## Stated task
Each line of the material below should be reproduced exactly.

* START Records provided *

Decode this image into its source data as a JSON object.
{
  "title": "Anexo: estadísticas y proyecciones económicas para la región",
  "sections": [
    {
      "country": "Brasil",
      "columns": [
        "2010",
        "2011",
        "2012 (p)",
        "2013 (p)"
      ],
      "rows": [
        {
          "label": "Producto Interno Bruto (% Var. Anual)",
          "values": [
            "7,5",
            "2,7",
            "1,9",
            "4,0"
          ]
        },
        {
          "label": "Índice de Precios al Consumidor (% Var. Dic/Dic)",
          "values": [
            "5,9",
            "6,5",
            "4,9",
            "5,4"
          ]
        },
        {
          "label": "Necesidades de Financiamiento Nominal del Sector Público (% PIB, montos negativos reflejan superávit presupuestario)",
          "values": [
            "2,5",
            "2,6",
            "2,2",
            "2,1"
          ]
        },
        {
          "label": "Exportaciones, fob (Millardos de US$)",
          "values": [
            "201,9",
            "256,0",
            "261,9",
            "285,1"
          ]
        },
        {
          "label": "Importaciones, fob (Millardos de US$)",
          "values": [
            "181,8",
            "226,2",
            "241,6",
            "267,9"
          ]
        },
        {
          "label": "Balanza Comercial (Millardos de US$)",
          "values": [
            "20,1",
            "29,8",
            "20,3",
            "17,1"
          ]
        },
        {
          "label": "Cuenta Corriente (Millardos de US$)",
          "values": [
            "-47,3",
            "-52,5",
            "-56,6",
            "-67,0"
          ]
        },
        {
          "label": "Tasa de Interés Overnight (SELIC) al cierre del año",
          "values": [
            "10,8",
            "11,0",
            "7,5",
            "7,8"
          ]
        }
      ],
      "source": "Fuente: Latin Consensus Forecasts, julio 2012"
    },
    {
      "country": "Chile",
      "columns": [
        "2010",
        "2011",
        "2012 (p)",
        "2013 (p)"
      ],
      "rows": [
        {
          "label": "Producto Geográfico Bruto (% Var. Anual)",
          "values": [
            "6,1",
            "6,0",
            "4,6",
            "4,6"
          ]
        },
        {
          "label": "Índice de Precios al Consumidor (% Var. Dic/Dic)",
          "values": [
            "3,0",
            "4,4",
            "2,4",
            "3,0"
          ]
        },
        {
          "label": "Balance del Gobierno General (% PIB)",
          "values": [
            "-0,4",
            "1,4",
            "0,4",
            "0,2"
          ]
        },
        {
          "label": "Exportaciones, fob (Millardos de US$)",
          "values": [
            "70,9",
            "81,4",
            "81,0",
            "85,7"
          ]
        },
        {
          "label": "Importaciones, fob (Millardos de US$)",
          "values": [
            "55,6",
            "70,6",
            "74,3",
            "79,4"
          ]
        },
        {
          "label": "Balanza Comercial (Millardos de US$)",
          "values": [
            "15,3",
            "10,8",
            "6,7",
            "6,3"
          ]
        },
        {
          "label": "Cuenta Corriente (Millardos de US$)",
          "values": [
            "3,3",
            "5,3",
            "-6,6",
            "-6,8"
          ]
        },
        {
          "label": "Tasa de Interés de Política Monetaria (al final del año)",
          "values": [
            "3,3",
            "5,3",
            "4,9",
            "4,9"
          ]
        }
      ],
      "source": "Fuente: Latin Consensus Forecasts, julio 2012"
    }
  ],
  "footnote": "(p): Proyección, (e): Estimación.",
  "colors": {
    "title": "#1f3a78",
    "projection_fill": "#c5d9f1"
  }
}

* END Records provided *

## Correct response
Decode this image into its source data as a JSON object.
{
  "title": "Anexo: estadísticas y proyecciones económicas para la región",
  "sections": [
    {
      "country": "Brasil",
      "columns": [
        "2010",
        "2011",
        "2012 (p)",
        "2013 (p)"
      ],
      "rows": [
        {
          "label": "Producto Interno Bruto (% Var. Anual)",
          "values": [
            "7,5",
            "2,7",
            "1,9",
            "4,0"
          ]
        },
        {
          "label": "Índice de Precios al Consumidor (% Var. Dic/Dic)",
          "values": [
            "5,9",
            "6,5",
            "4,9",
            "5,4"
          ]
        },
        {
          "label": "Necesidades de Financiamiento Nominal del Sector Público (% PIB, montos negativos reflejan superávit presupuestario)",
          "values": [
            "2,5",
            "2,6",
            "2,2",
            "2,1"
          ]
        },
        {
          "label": "Exportaciones, fob (Millardos de US$)",
          "values": [
            "201,9",
            "256,0",
            "261,9",
            "285,1"
          ]
        },
        {
          "label": "Importaciones, fob (Millardos de US$)",
          "values": [
            "181,8",
            "226,2",
            "241,6",
            "267,9"
          ]
        },
        {
          "label": "Balanza Comercial (Millardos de US$)",
          "values": [
            "20,1",
            "29,8",
            "20,3",
            "17,1"
          ]
        },
        {
          "label": "Cuenta Corriente (Millardos de US$)",
          "values": [
            "-47,3",
            "-52,5",
            "-56,6",
            "-67,0"
          ]
        },
        {
          "label": "Tasa de Interés Overnight (SELIC) al cierre del año",
          "values": [
            "10,8",
            "11,0",
            "7,5",
            "7,8"
          ]
        }
      ],
      "source": "Fuente: Latin Consensus Forecasts, julio 2012"
    },
    {
      "country": "Chile",
      "columns": [
        "2010",
        "2011",
        "2012 (p)",
        "2013 (p)"
      ],
      "rows": [
        {
          "label": "Producto Geográfico Bruto (% Var. Anual)",
          "values": [
            "6,1",
            "6,0",
            "4,6",
            "4,6"
          ]
        },
        {
          "label": "Índice de Precios al Consumidor (% Var. Dic/Dic)",
          "values": [
            "3,0",
            "4,4",
            "2,4",
            "3,0"
          ]
        },
        {
          "label": "Balance del Gobierno General (% PIB)",
          "values": [
            "-0,4",
            "1,4",
            "0,4",
            "0,2"
          ]
        },
        {
          "label": "Exportaciones, fob (Millardos de US$)",
          "values": [
            "70,9",
            "81,4",
            "81,0",
            "85,7"
          ]
        },
        {
          "label": "Importaciones, fob (Millardos de US$)",
          "values": [
            "55,6",
            "70,6",
            "74,3",
            "79,4"
          ]
        },
        {
          "label": "Balanza Comercial (Millardos de US$)",
          "values": [
            "15,3",
            "10,8",
            "6,7",
            "6,3"
          ]
        },
        {
          "label": "Cuenta Corriente (Millardos de US$)",
          "values": [
            "3,3",
            "5,3",
            "-6,6",
            "-6,8"
          ]
        },
        {
          "label": "Tasa de Interés de Política Monetaria (al final del año)",
          "values": [
            "3,3",
            "5,3",
            "4,9",
            "4,9"
          ]
        }
      ],
      "source": "Fuente: Latin Consensus Forecasts, julio 2012"
    }
  ],
  "footnote": "(p): Proyección, (e): Estimación.",
  "colors": {
    "title": "#1f3a78",
    "projection_fill": "#c5d9f1"
  }
}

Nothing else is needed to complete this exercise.